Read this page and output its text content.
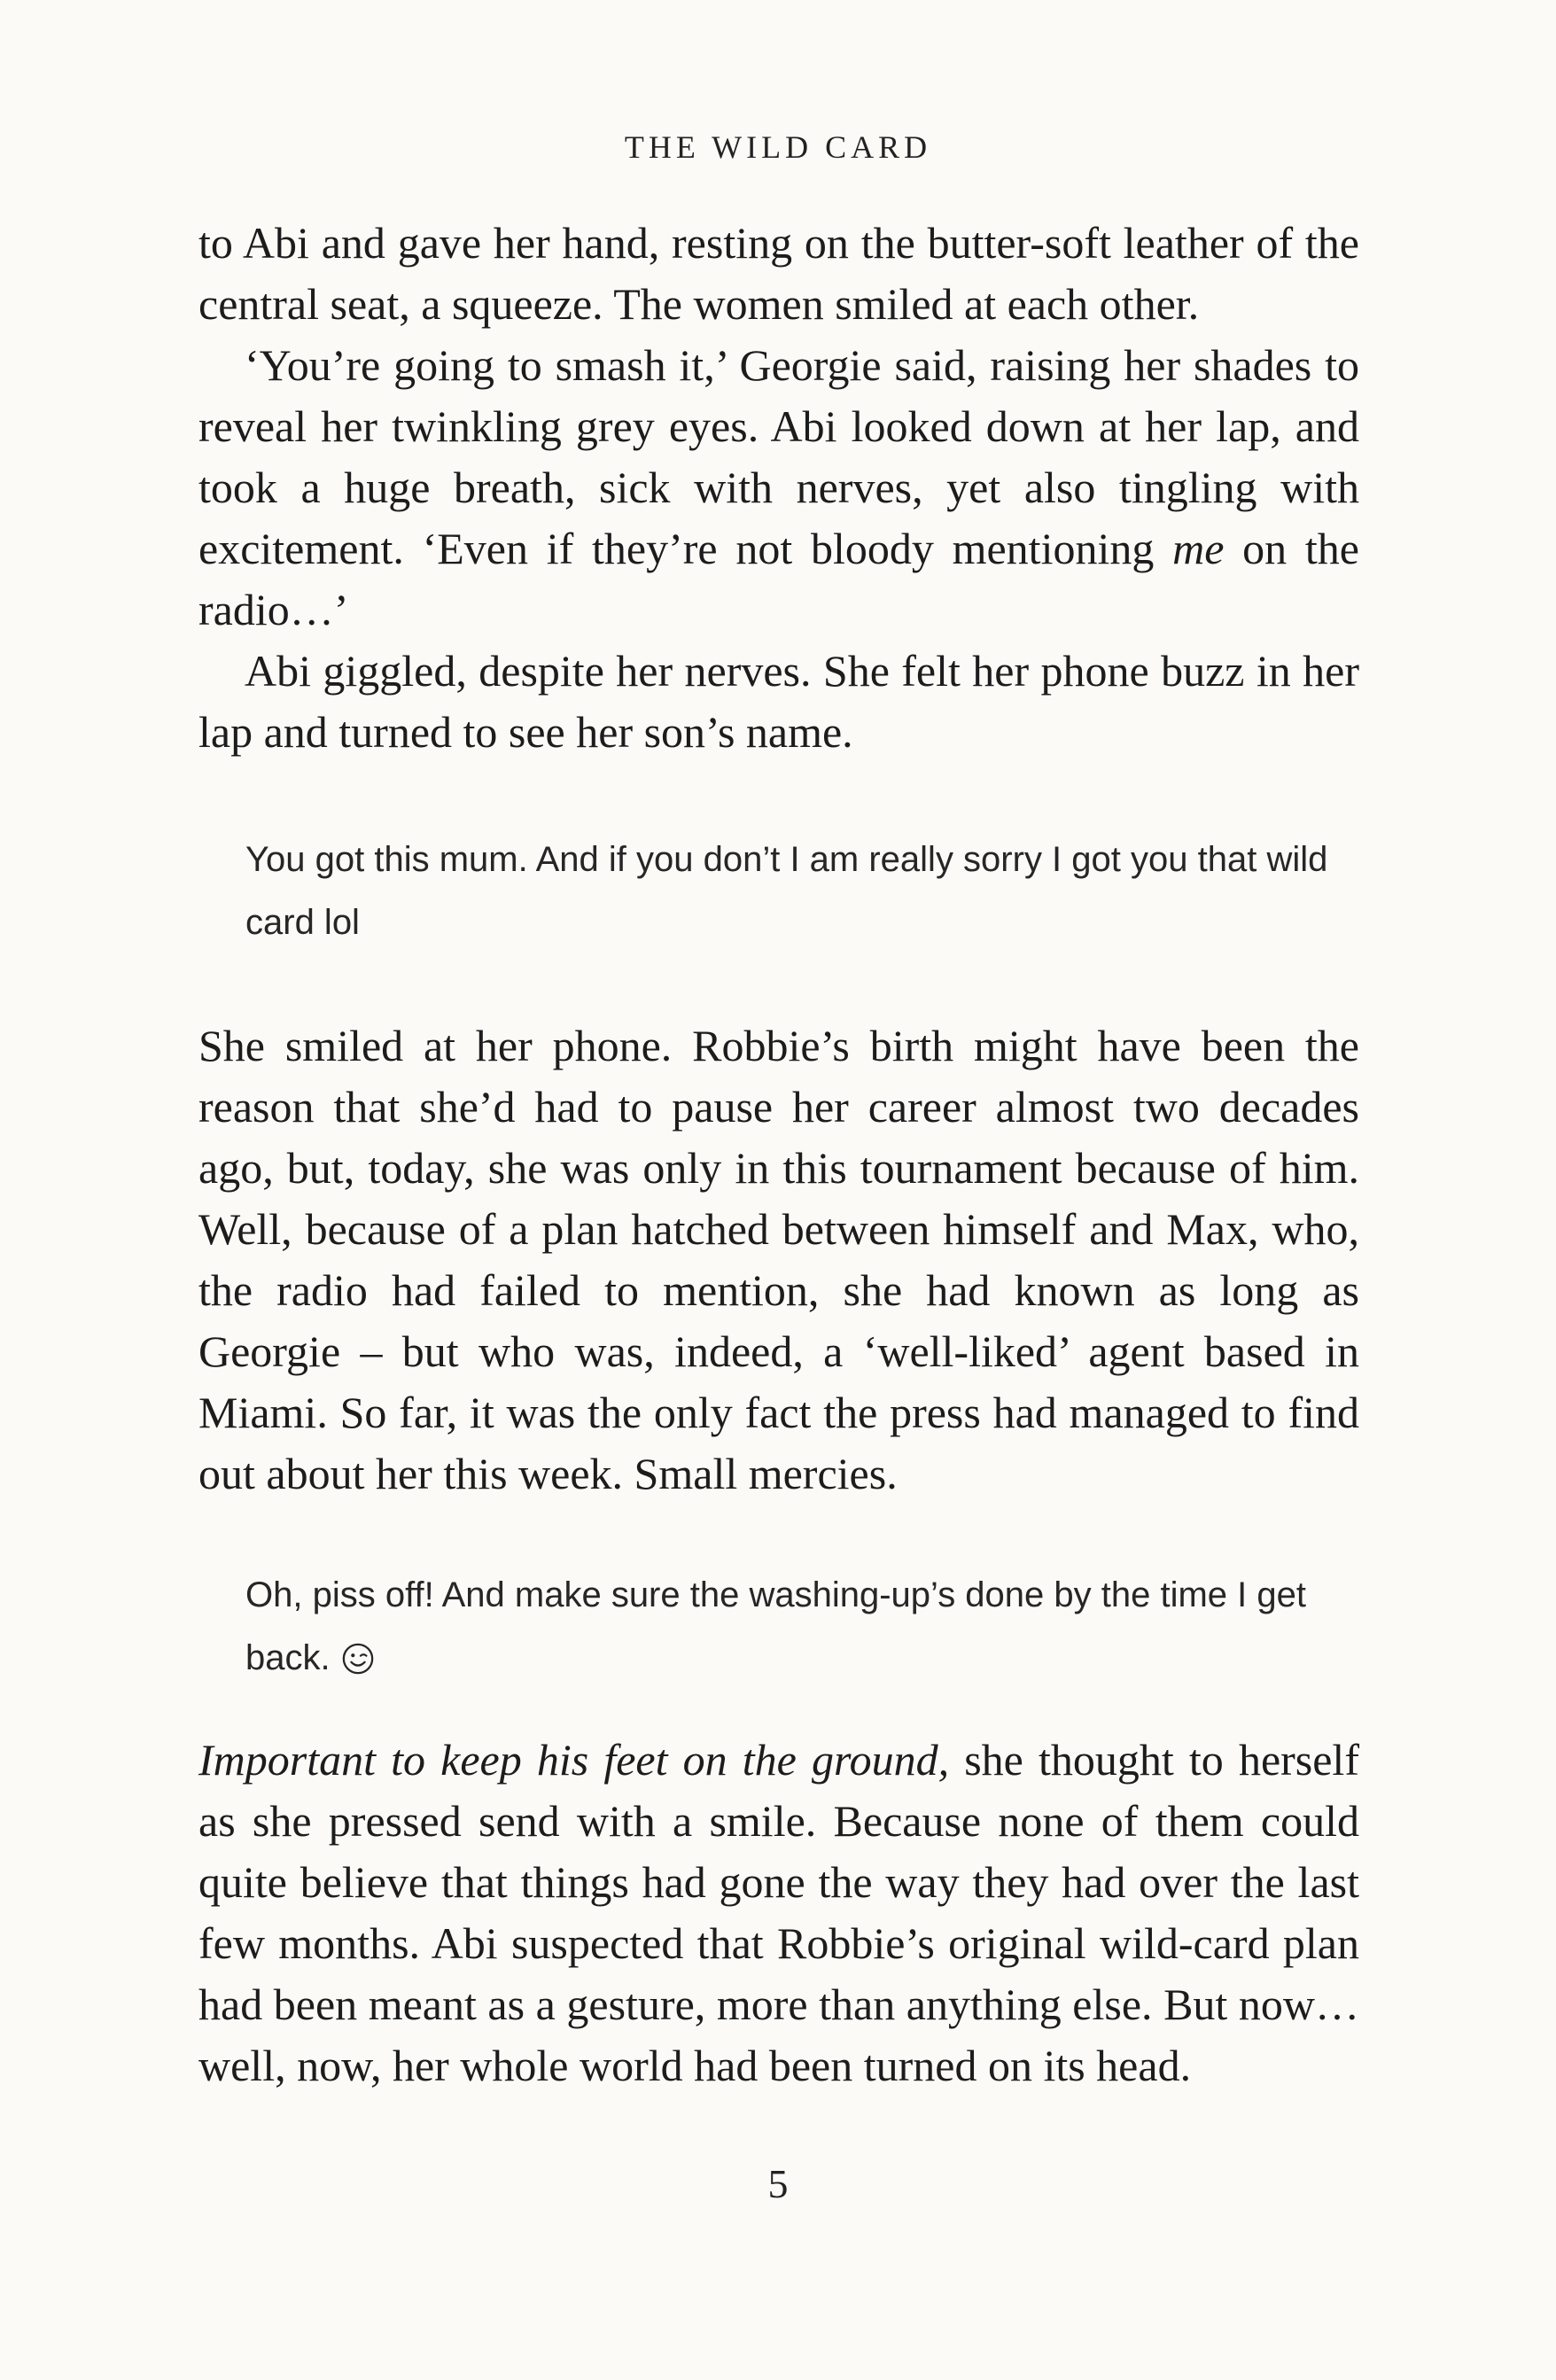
THE WILD CARD

to Abi and gave her hand, resting on the butter-soft leather of the central seat, a squeeze. The women smiled at each other.

‘You’re going to smash it,’ Georgie said, raising her shades to reveal her twinkling grey eyes. Abi looked down at her lap, and took a huge breath, sick with nerves, yet also tingling with excitement. ‘Even if they’re not bloody mentioning me on the radio…’

Abi giggled, despite her nerves. She felt her phone buzz in her lap and turned to see her son’s name.

You got this mum. And if you don’t I am really sorry I got you that wild card lol

She smiled at her phone. Robbie’s birth might have been the reason that she’d had to pause her career almost two decades ago, but, today, she was only in this tournament because of him. Well, because of a plan hatched between himself and Max, who, the radio had failed to mention, she had known as long as Georgie – but who was, indeed, a ‘well-liked’ agent based in Miami. So far, it was the only fact the press had managed to find out about her this week. Small mercies.

Oh, piss off! And make sure the washing-up’s done by the time I get back.

Important to keep his feet on the ground, she thought to herself as she pressed send with a smile. Because none of them could quite believe that things had gone the way they had over the last few months. Abi suspected that Robbie’s original wild-card plan had been meant as a gesture, more than anything else. But now… well, now, her whole world had been turned on its head.

5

+++++

» REQUEST:
Transcribe the whole listing exactly. Pictures are excluded.

» TASK ANSWER:
Read this page and output its text content.
THE WILD CARD

to Abi and gave her hand, resting on the butter-soft leather of the central seat, a squeeze. The women smiled at each other.

‘You’re going to smash it,’ Georgie said, raising her shades to reveal her twinkling grey eyes. Abi looked down at her lap, and took a huge breath, sick with nerves, yet also tingling with excitement. ‘Even if they’re not bloody mentioning me on the radio…’

Abi giggled, despite her nerves. She felt her phone buzz in her lap and turned to see her son’s name.

You got this mum. And if you don’t I am really sorry I got you that wild card lol

She smiled at her phone. Robbie’s birth might have been the reason that she’d had to pause her career almost two decades ago, but, today, she was only in this tournament because of him. Well, because of a plan hatched between himself and Max, who, the radio had failed to mention, she had known as long as Georgie – but who was, indeed, a ‘well-liked’ agent based in Miami. So far, it was the only fact the press had managed to find out about her this week. Small mercies.

Oh, piss off! And make sure the washing-up’s done by the time I get back.

Important to keep his feet on the ground, she thought to herself as she pressed send with a smile. Because none of them could quite believe that things had gone the way they had over the last few months. Abi suspected that Robbie’s original wild-card plan had been meant as a gesture, more than anything else. But now… well, now, her whole world had been turned on its head.

5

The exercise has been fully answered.